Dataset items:
---*---

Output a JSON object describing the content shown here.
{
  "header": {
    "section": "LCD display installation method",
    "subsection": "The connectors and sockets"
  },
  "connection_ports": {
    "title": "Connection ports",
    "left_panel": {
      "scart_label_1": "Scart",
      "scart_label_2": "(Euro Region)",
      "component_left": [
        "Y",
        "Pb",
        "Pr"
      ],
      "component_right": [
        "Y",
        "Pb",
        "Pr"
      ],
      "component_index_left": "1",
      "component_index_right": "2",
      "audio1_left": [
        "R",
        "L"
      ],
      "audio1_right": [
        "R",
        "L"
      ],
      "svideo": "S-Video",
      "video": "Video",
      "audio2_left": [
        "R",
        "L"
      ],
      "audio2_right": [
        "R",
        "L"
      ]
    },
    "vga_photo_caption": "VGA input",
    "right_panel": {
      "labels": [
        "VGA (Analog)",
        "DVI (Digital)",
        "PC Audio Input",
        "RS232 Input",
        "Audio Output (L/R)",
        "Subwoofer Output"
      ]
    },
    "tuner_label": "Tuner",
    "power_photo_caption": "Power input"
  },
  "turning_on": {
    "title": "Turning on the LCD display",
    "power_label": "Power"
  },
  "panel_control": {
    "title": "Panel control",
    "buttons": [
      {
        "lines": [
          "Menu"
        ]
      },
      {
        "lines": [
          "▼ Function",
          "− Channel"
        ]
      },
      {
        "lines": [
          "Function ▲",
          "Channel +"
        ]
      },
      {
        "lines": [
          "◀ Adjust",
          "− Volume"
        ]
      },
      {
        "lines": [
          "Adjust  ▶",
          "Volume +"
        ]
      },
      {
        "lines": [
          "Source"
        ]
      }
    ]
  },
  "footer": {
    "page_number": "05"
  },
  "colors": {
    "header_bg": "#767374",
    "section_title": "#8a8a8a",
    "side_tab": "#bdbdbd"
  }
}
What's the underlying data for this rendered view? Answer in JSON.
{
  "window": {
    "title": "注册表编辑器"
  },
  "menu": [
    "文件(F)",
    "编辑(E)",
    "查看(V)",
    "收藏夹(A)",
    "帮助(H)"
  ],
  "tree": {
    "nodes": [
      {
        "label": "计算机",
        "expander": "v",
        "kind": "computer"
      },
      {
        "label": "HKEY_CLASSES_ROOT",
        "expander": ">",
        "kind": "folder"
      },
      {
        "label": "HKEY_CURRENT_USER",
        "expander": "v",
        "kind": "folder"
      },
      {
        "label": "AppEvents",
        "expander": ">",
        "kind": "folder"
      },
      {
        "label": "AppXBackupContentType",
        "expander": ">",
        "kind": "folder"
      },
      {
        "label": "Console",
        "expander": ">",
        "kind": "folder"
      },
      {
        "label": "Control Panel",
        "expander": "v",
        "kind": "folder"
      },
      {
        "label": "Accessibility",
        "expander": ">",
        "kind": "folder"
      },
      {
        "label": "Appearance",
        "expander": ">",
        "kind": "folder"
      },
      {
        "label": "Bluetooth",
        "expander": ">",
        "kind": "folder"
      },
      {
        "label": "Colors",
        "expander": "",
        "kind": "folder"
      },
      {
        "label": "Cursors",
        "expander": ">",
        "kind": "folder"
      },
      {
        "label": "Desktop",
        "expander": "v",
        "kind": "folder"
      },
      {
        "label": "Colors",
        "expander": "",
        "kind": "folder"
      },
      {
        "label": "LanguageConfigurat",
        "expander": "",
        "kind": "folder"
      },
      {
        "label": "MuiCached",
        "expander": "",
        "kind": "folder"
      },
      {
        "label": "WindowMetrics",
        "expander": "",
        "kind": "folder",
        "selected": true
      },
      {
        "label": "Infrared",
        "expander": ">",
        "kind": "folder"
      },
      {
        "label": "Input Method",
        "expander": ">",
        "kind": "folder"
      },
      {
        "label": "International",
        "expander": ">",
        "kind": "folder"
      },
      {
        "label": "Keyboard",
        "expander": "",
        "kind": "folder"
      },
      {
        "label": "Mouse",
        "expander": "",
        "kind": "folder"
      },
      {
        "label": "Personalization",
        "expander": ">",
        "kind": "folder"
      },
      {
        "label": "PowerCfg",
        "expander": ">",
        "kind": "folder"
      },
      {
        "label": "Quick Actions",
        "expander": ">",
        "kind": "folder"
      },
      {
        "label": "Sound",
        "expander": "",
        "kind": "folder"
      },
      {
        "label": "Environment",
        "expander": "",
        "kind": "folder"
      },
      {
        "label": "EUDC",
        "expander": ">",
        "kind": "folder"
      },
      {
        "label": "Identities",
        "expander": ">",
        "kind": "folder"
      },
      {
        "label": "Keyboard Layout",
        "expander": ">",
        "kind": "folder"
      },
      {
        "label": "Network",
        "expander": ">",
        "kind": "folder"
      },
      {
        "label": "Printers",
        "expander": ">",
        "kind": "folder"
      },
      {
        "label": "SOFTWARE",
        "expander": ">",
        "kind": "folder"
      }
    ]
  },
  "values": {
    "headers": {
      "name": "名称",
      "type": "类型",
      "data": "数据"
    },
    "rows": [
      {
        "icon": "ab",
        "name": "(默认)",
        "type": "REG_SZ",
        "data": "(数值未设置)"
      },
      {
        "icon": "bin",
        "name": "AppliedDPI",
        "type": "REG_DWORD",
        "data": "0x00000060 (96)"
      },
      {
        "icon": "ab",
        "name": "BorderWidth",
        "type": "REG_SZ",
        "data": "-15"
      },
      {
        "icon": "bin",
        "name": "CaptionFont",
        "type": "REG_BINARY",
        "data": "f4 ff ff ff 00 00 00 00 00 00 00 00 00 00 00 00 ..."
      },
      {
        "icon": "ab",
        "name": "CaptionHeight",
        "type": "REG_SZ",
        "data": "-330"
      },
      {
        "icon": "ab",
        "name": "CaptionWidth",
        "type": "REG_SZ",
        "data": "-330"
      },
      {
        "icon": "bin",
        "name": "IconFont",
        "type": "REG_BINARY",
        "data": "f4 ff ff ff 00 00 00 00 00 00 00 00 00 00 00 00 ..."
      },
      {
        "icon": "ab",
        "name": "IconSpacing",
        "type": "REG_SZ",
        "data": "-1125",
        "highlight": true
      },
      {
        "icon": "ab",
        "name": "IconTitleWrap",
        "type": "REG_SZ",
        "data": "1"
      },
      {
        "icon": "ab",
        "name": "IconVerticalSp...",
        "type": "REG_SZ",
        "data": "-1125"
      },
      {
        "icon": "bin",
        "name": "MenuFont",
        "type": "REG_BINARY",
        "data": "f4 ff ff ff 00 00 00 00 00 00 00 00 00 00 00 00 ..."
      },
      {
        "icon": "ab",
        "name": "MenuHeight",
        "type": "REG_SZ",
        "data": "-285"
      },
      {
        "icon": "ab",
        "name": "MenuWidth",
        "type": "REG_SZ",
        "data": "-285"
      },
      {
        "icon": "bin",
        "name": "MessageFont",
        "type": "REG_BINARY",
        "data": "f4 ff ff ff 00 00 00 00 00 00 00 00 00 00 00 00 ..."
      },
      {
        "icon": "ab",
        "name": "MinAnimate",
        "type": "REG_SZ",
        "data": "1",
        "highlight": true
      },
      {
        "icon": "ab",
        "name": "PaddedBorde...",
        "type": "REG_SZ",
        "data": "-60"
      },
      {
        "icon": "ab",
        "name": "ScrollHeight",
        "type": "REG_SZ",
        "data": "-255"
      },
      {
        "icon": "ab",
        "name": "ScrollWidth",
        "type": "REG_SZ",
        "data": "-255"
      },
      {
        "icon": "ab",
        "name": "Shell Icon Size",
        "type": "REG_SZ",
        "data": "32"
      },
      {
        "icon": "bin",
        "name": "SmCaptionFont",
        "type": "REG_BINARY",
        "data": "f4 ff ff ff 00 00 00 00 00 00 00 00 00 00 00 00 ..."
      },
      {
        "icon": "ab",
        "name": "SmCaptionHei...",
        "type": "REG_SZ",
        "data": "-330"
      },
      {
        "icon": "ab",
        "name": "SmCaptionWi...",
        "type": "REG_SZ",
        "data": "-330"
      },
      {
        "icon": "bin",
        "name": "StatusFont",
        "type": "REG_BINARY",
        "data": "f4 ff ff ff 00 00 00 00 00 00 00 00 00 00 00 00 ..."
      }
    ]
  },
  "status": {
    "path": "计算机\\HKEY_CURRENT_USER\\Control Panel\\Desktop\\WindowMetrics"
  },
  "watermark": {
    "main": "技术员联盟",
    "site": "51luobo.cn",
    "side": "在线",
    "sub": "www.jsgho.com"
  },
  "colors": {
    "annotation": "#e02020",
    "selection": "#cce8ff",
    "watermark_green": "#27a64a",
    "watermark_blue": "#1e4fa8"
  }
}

---*---

* WHAT TO WORK ON
Search the preceding listing for "Keyboard" and extract every line where it is found.

* SOLUTION TO THE PROBLEM
        "label": "Keyboard",
        "label": "Keyboard Layout",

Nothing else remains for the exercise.